** Task description **
The entries below contain pictures. Retype everything except those pictures, exactly as given.

** Exercise inputs **
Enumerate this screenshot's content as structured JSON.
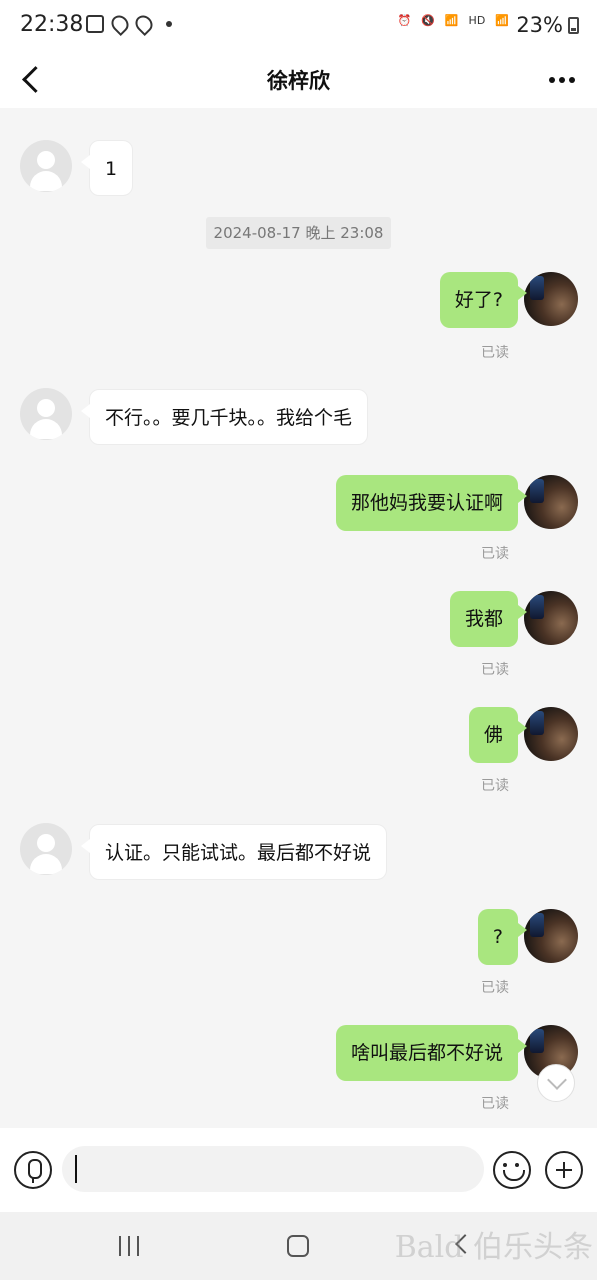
{
  "status_bar": {
    "time": "22:38",
    "battery": "23%",
    "network_labels": [
      "HD"
    ]
  },
  "header": {
    "title": "徐梓欣"
  },
  "timestamp_divider": "2024-08-17 晚上 23:08",
  "messages": [
    {
      "side": "left",
      "text": "1"
    },
    {
      "side": "right",
      "text": "好了?",
      "status": "已读"
    },
    {
      "side": "left",
      "text": "不行。。要几千块。。我给个毛"
    },
    {
      "side": "right",
      "text": "那他妈我要认证啊",
      "status": "已读"
    },
    {
      "side": "right",
      "text": "我都",
      "status": "已读"
    },
    {
      "side": "right",
      "text": "佛",
      "status": "已读"
    },
    {
      "side": "left",
      "text": "认证。只能试试。最后都不好说"
    },
    {
      "side": "right",
      "text": "?",
      "status": "已读"
    },
    {
      "side": "right",
      "text": "啥叫最后都不好说",
      "status": "已读"
    }
  ],
  "input": {
    "value": ""
  },
  "watermark": "Bald 伯乐头条"
}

** Response below **
Enumerate this screenshot's content as structured JSON.
{
  "status_bar": {
    "time": "22:38",
    "battery": "23%",
    "network_labels": [
      "HD"
    ]
  },
  "header": {
    "title": "徐梓欣"
  },
  "timestamp_divider": "2024-08-17 晚上 23:08",
  "messages": [
    {
      "side": "left",
      "text": "1"
    },
    {
      "side": "right",
      "text": "好了?",
      "status": "已读"
    },
    {
      "side": "left",
      "text": "不行。。要几千块。。我给个毛"
    },
    {
      "side": "right",
      "text": "那他妈我要认证啊",
      "status": "已读"
    },
    {
      "side": "right",
      "text": "我都",
      "status": "已读"
    },
    {
      "side": "right",
      "text": "佛",
      "status": "已读"
    },
    {
      "side": "left",
      "text": "认证。只能试试。最后都不好说"
    },
    {
      "side": "right",
      "text": "?",
      "status": "已读"
    },
    {
      "side": "right",
      "text": "啥叫最后都不好说",
      "status": "已读"
    }
  ],
  "input": {
    "value": ""
  },
  "watermark": "Bald 伯乐头条"
}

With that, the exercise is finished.